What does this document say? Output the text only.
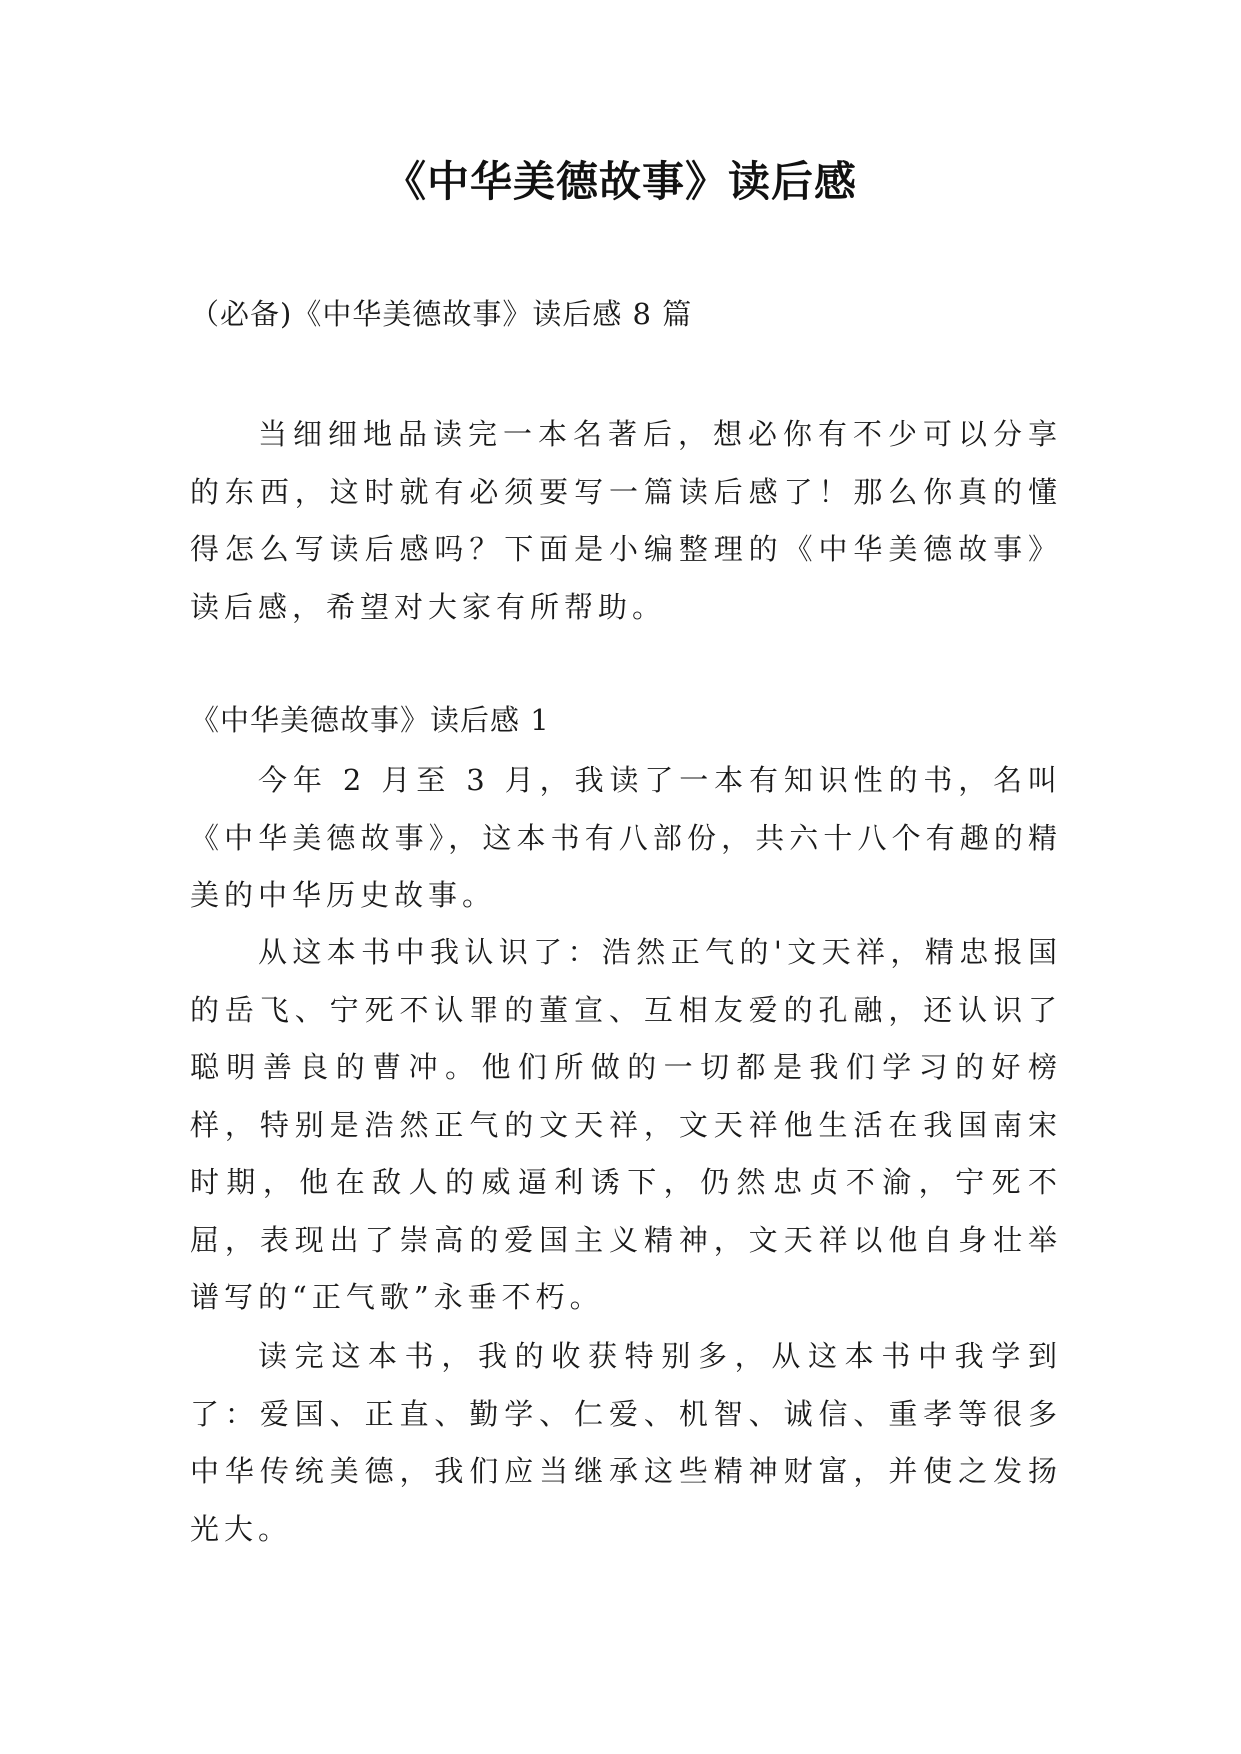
《中华美德故事》读后感
（必备)《中华美德故事》读后感 8 篇

当细细地品读完一本名著后，想必你有不少可以分享的东西，这时就有必须要写一篇读后感了！那么你真的懂得怎么写读后感吗？下面是小编整理的《中华美德故事》读后感，希望对大家有所帮助。

《中华美德故事》读后感 1

今年 2 月至 3 月，我读了一本有知识性的书，名叫《中华美德故事》，这本书有八部份，共六十八个有趣的精美的中华历史故事。

从这本书中我认识了：浩然正气的'文天祥，精忠报国的岳飞、宁死不认罪的董宣、互相友爱的孔融，还认识了聪明善良的曹冲。他们所做的一切都是我们学习的好榜样，特别是浩然正气的文天祥，文天祥他生活在我国南宋时期，他在敌人的威逼利诱下，仍然忠贞不渝，宁死不屈，表现出了崇高的爱国主义精神，文天祥以他自身壮举谱写的“正气歌”永垂不朽。

读完这本书，我的收获特别多，从这本书中我学到了：爱国、正直、勤学、仁爱、机智、诚信、重孝等很多中华传统美德，我们应当继承这些精神财富，并使之发扬光大。
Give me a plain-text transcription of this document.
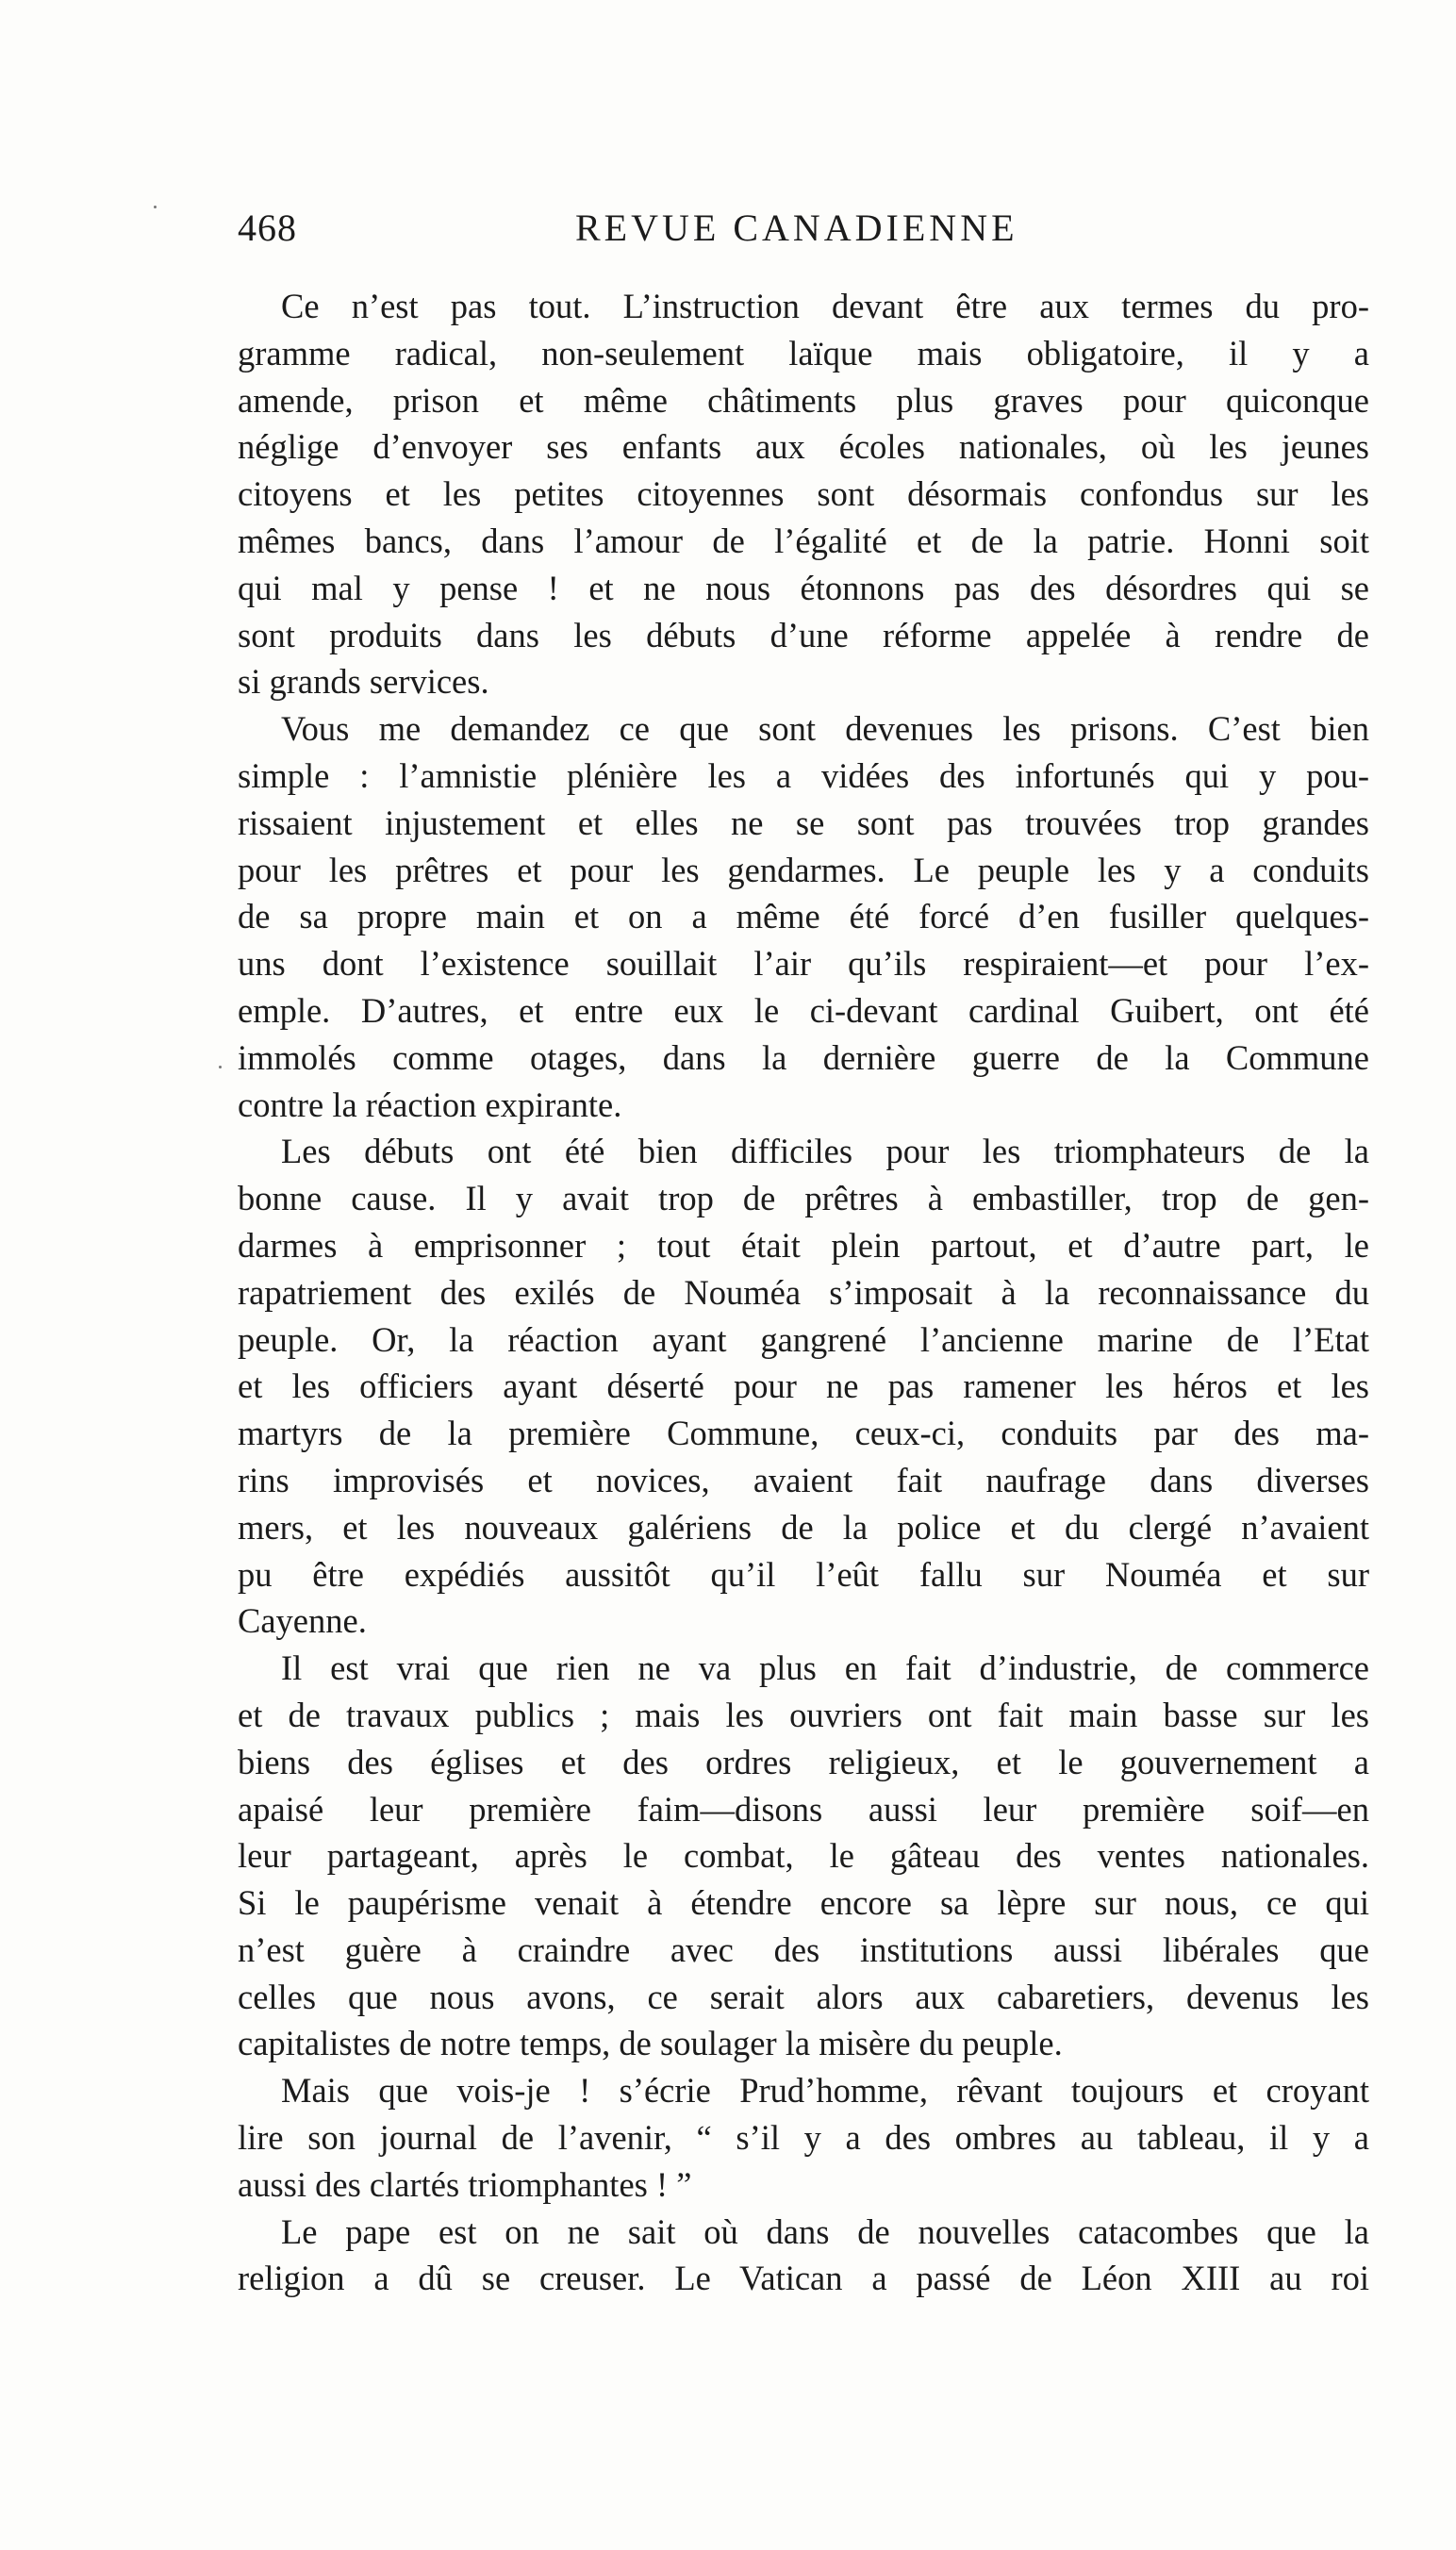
468	REVUE CANADIENNE
Ce n’est pas tout. L’instruction devant être aux termes du pro-
gramme radical, non-seulement laïque mais obligatoire, il y a
amende, prison et même châtiments plus graves pour quiconque
néglige d’envoyer ses enfants aux écoles nationales, où les jeunes
citoyens et les petites citoyennes sont désormais confondus sur les
mêmes bancs, dans l’amour de l’égalité et de la patrie. Honni soit
qui mal y pense ! et ne nous étonnons pas des désordres qui se
sont produits dans les débuts d’une réforme appelée à rendre de
si grands services.
Vous me demandez ce que sont devenues les prisons. C’est bien
simple : l’amnistie plénière les a vidées des infortunés qui y pou-
rissaient injustement et elles ne se sont pas trouvées trop grandes
pour les prêtres et pour les gendarmes. Le peuple les y a conduits
de sa propre main et on a même été forcé d’en fusiller quelques-
uns dont l’existence souillait l’air qu’ils respiraient—et pour l’ex-
emple. D’autres, et entre eux le ci-devant cardinal Guibert, ont été
immolés comme otages, dans la dernière guerre de la Commune
contre la réaction expirante.
Les débuts ont été bien difficiles pour les triomphateurs de la
bonne cause. Il y avait trop de prêtres à embastiller, trop de gen-
darmes à emprisonner ; tout était plein partout, et d’autre part, le
rapatriement des exilés de Nouméa s’imposait à la reconnaissance du
peuple. Or, la réaction ayant gangrené l’ancienne marine de l’Etat
et les officiers ayant déserté pour ne pas ramener les héros et les
martyrs de la première Commune, ceux-ci, conduits par des ma-
rins improvisés et novices, avaient fait naufrage dans diverses
mers, et les nouveaux galériens de la police et du clergé n’avaient
pu être expédiés aussitôt qu’il l’eût fallu sur Nouméa et sur
Cayenne.
Il est vrai que rien ne va plus en fait d’industrie, de commerce
et de travaux publics ; mais les ouvriers ont fait main basse sur les
biens des églises et des ordres religieux, et le gouvernement a
apaisé leur première faim—disons aussi leur première soif—en
leur partageant, après le combat, le gâteau des ventes nationales.
Si le paupérisme venait à étendre encore sa lèpre sur nous, ce qui
n’est guère à craindre avec des institutions aussi libérales que
celles que nous avons, ce serait alors aux cabaretiers, devenus les
capitalistes de notre temps, de soulager la misère du peuple.
Mais que vois-je ! s’écrie Prud’homme, rêvant toujours et croyant
lire son journal de l’avenir, “ s’il y a des ombres au tableau, il y a
aussi des clartés triomphantes ! ”
Le pape est on ne sait où dans de nouvelles catacombes que la
religion a dû se creuser. Le Vatican a passé de Léon XIII au roi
========================
→ SHORT EXERCISE
Give only a number: how many lines of the data hold the string "avaient"?

→ EXERCISE OUTPUT
2